-- Rows start --

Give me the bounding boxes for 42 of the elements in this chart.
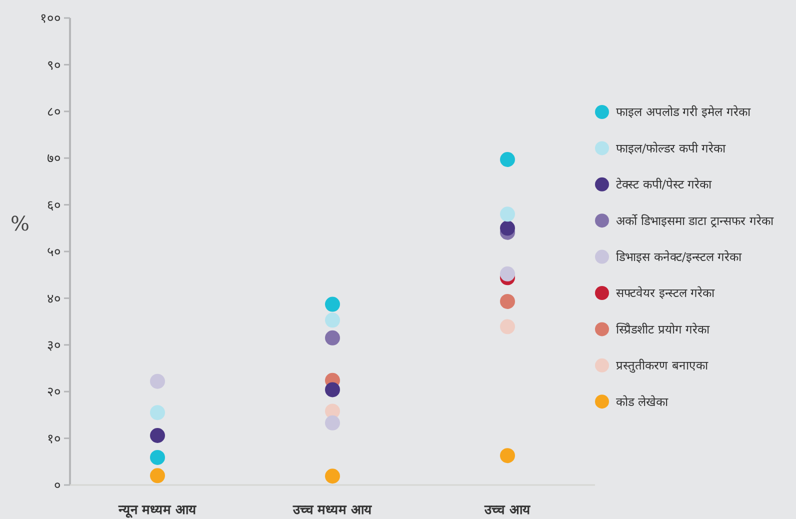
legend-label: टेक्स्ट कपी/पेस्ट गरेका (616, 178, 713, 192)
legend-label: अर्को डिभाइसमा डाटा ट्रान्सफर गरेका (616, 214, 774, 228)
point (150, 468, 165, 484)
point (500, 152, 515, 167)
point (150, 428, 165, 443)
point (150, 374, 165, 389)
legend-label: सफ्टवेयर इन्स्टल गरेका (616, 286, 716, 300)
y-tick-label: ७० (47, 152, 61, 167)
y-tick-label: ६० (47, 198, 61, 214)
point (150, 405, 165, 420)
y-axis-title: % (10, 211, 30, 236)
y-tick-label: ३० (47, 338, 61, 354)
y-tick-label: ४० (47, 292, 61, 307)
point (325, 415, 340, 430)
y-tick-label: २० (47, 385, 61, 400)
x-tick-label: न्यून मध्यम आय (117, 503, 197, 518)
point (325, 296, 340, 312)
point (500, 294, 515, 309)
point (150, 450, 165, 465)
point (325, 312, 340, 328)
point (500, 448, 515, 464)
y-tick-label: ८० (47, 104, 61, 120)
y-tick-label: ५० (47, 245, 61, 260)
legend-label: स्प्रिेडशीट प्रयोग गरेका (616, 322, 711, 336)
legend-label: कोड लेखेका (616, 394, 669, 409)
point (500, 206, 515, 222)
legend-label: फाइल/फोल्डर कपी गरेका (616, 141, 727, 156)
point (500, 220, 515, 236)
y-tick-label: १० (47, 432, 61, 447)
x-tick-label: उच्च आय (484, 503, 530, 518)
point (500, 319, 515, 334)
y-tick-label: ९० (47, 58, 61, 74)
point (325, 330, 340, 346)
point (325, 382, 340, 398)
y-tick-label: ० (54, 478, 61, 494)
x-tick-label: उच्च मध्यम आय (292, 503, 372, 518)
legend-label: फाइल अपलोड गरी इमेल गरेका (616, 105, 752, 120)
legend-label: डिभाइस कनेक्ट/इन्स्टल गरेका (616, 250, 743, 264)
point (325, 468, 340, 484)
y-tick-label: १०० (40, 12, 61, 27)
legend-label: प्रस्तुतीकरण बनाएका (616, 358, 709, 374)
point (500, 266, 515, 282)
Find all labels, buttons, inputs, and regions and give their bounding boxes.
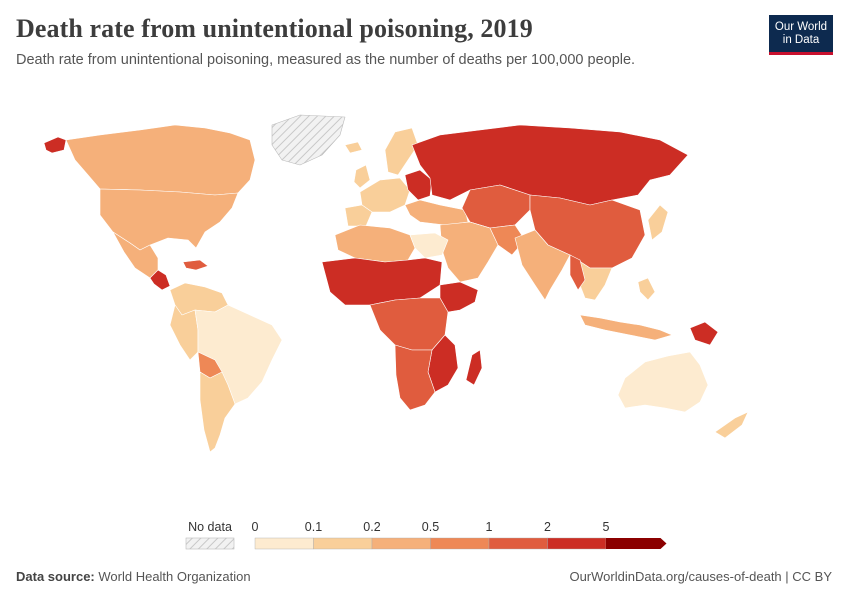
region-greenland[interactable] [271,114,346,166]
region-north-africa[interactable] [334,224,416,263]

-- Rows end --

_Exercise brief_:
Copy out every entry above word for word, leaving out the pictures.

_Task output_:
Give me the bounding boxes for 42 of the elements in this chart.
legend-label: टेक्स्ट कपी/पेस्ट गरेका (616, 178, 713, 192)
legend-label: अर्को डिभाइसमा डाटा ट्रान्सफर गरेका (616, 214, 774, 228)
point (150, 468, 165, 484)
point (500, 152, 515, 167)
point (150, 428, 165, 443)
point (150, 374, 165, 389)
legend-label: सफ्टवेयर इन्स्टल गरेका (616, 286, 716, 300)
y-tick-label: ७० (47, 152, 61, 167)
y-tick-label: ६० (47, 198, 61, 214)
point (150, 405, 165, 420)
y-axis-title: % (10, 211, 30, 236)
y-tick-label: ३० (47, 338, 61, 354)
y-tick-label: ४० (47, 292, 61, 307)
point (325, 415, 340, 430)
y-tick-label: २० (47, 385, 61, 400)
x-tick-label: न्यून मध्यम आय (117, 503, 197, 518)
point (325, 296, 340, 312)
point (500, 294, 515, 309)
point (150, 450, 165, 465)
point (325, 312, 340, 328)
point (500, 448, 515, 464)
y-tick-label: ८० (47, 104, 61, 120)
y-tick-label: ५० (47, 245, 61, 260)
legend-label: स्प्रिेडशीट प्रयोग गरेका (616, 322, 711, 336)
legend-label: कोड लेखेका (616, 394, 669, 409)
point (500, 206, 515, 222)
legend-label: फाइल/फोल्डर कपी गरेका (616, 141, 727, 156)
point (500, 220, 515, 236)
y-tick-label: १० (47, 432, 61, 447)
x-tick-label: उच्च आय (484, 503, 530, 518)
point (500, 319, 515, 334)
y-tick-label: ९० (47, 58, 61, 74)
point (325, 330, 340, 346)
point (325, 382, 340, 398)
y-tick-label: ० (54, 478, 61, 494)
x-tick-label: उच्च मध्यम आय (292, 503, 372, 518)
legend-label: फाइल अपलोड गरी इमेल गरेका (616, 105, 752, 120)
legend-label: डिभाइस कनेक्ट/इन्स्टल गरेका (616, 250, 743, 264)
point (325, 468, 340, 484)
y-tick-label: १०० (40, 12, 61, 27)
legend-label: प्रस्तुतीकरण बनाएका (616, 358, 709, 374)
point (500, 266, 515, 282)
Find all labels, buttons, inputs, and regions and give their bounding boxes.
region-greenland[interactable] [271,114,346,166]
region-north-africa[interactable] [334,224,416,263]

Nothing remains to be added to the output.